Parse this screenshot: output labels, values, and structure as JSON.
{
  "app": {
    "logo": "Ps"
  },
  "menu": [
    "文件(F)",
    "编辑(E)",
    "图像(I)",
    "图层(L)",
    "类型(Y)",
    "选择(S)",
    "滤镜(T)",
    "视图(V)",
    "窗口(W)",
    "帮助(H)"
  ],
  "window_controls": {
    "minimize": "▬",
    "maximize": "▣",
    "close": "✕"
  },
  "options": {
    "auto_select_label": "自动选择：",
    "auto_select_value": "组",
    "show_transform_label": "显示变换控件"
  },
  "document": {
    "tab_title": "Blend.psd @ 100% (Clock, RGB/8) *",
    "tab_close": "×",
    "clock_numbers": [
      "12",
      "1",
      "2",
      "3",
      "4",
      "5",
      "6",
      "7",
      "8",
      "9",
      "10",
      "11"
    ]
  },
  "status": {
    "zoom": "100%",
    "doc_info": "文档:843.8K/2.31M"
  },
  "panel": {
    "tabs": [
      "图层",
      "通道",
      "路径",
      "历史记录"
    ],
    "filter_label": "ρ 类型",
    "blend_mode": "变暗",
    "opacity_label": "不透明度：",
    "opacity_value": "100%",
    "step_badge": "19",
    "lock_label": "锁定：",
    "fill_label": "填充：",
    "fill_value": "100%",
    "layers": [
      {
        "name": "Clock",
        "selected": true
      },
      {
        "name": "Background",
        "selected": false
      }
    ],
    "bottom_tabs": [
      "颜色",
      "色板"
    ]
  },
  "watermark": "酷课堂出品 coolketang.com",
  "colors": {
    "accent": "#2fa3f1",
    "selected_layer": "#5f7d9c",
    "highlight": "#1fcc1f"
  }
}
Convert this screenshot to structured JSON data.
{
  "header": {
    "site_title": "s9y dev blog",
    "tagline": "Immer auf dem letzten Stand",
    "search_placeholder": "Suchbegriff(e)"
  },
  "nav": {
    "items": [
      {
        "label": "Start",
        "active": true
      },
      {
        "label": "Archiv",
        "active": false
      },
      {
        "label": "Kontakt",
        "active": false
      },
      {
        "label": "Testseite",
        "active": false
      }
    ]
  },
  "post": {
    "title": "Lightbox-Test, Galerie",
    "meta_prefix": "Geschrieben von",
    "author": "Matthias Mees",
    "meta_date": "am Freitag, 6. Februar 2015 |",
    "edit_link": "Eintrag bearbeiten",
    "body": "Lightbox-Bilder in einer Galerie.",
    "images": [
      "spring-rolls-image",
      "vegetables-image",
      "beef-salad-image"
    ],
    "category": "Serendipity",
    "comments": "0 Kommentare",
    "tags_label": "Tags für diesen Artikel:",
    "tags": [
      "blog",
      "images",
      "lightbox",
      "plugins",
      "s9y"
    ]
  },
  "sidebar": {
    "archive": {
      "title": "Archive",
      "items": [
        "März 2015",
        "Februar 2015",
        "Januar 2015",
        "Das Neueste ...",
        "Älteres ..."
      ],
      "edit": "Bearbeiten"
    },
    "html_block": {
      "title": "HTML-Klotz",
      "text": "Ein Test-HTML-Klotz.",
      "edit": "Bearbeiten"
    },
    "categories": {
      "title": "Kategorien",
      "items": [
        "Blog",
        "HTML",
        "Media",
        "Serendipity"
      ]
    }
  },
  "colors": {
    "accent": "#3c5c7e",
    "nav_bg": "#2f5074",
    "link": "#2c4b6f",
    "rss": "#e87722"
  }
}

* * *

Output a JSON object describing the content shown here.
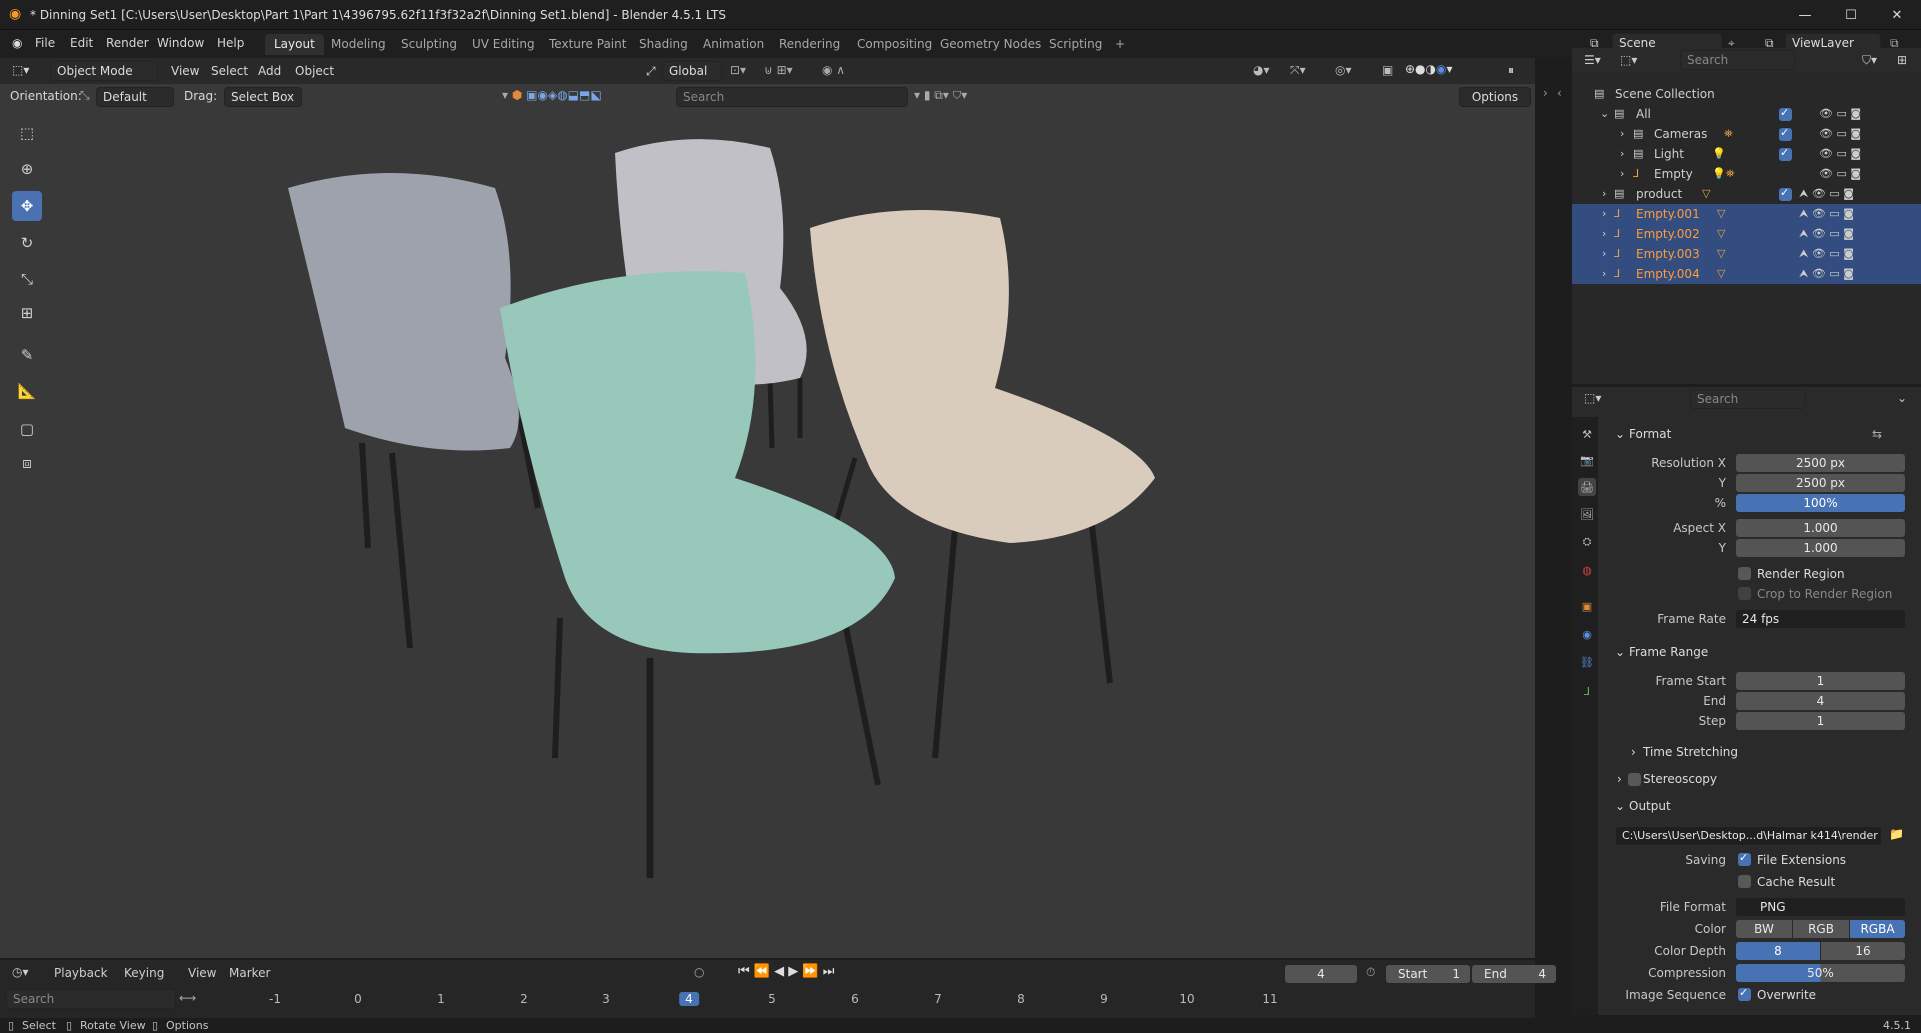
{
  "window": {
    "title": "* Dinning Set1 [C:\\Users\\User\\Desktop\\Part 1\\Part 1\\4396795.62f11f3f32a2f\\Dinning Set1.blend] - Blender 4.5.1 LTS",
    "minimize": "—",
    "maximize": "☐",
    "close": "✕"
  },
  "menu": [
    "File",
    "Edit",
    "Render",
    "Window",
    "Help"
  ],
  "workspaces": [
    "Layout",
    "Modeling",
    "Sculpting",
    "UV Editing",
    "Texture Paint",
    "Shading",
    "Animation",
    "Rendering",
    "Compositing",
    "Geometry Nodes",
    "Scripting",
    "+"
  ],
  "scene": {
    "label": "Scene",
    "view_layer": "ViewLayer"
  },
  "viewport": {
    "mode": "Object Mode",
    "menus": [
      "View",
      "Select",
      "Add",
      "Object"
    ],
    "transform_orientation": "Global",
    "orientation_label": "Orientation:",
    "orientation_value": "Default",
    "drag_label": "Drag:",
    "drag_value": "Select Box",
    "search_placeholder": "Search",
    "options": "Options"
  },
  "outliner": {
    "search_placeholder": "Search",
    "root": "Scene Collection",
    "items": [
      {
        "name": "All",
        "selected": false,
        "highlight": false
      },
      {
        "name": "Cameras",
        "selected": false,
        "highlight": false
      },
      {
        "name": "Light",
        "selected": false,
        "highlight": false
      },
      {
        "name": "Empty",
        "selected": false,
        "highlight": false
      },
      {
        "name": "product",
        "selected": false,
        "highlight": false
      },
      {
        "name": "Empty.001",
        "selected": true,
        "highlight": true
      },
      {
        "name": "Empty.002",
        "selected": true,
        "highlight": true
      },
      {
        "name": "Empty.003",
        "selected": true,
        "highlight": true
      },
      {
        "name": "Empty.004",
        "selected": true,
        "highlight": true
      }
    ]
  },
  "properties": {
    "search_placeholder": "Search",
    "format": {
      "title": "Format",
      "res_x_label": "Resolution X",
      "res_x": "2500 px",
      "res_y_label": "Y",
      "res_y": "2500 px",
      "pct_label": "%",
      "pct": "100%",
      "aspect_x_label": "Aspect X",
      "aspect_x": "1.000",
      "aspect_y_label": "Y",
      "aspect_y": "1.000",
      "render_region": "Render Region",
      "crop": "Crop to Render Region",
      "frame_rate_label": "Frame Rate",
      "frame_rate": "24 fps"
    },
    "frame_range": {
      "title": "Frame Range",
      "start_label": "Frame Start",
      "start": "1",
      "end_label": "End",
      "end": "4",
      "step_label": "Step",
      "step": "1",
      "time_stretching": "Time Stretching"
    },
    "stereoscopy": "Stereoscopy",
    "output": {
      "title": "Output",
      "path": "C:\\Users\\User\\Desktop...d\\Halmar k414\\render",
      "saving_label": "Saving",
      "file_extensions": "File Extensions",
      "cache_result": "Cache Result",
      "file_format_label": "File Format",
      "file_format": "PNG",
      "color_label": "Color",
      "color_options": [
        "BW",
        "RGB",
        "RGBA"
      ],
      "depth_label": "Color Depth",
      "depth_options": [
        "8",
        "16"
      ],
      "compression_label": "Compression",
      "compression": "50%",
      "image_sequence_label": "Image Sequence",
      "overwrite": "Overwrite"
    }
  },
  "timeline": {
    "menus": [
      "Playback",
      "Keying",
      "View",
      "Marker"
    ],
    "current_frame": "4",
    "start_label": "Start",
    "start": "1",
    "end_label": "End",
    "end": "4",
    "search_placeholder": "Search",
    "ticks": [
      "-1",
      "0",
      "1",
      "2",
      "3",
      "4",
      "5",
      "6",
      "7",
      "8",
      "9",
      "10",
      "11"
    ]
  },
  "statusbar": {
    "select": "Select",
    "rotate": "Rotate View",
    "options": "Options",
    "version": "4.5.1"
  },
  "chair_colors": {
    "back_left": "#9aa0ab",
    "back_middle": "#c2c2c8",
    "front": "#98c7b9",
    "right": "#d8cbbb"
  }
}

**EXERCISE INSTRUCTIONS:**
Pull out each line of the entries that contains "screenshot".

**REPLY TO THE EXERCISE:**
Parse this screenshot: output labels, values, and structure as JSON.
Convert this screenshot to structured JSON data.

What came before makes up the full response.